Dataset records
--
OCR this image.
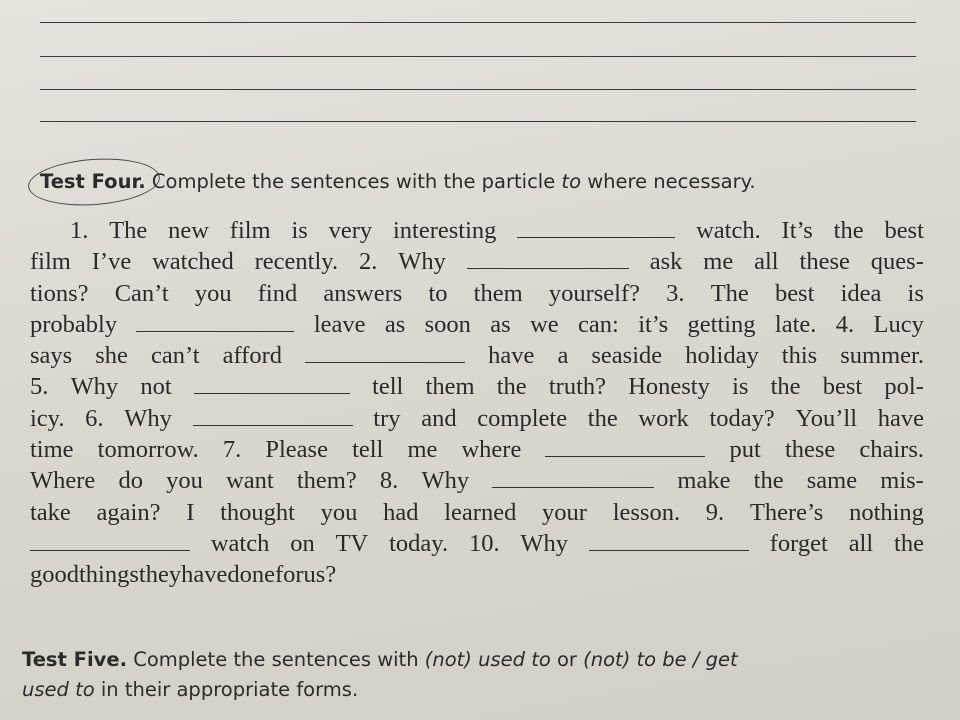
Test Four. Complete the sentences with the particle to where necessary.
1. The new film is very interesting	watch. It’s the best
film I’ve watched recently. 2. Why	ask me all these ques-
tions? Can’t you find answers to them yourself? 3. The best idea is
probably	leave as soon as we can: it’s getting late. 4. Lucy
says she can’t afford	have a seaside holiday this summer.
5. Why not	tell them the truth? Honesty is the best pol-
icy. 6. Why	try and complete the work today? You’ll have
time tomorrow. 7. Please tell me where	put these chairs.
Where do you want them? 8. Why	make the same mis-
take again? I thought you had learned your lesson. 9. There’s nothing
watch on TV today. 10. Why	forget all the
good things they have done for us?
Test Five. Complete the sentences with (not) used to or (not) to be / get
used to in their appropriate forms.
--
§ PROBLEM
Reproduce the whole listing exactly, but not the images in it.

§ SOLUTION TO THIS PROBLEM
OCR this image.
Test Four. Complete the sentences with the particle to where necessary.
1. The new film is very interesting	watch. It’s the best
film I’ve watched recently. 2. Why	ask me all these ques-
tions? Can’t you find answers to them yourself? 3. The best idea is
probably	leave as soon as we can: it’s getting late. 4. Lucy
says she can’t afford	have a seaside holiday this summer.
5. Why not	tell them the truth? Honesty is the best pol-
icy. 6. Why	try and complete the work today? You’ll have
time tomorrow. 7. Please tell me where	put these chairs.
Where do you want them? 8. Why	make the same mis-
take again? I thought you had learned your lesson. 9. There’s nothing
watch on TV today. 10. Why	forget all the
good things they have done for us?
Test Five. Complete the sentences with (not) used to or (not) to be / get
used to in their appropriate forms.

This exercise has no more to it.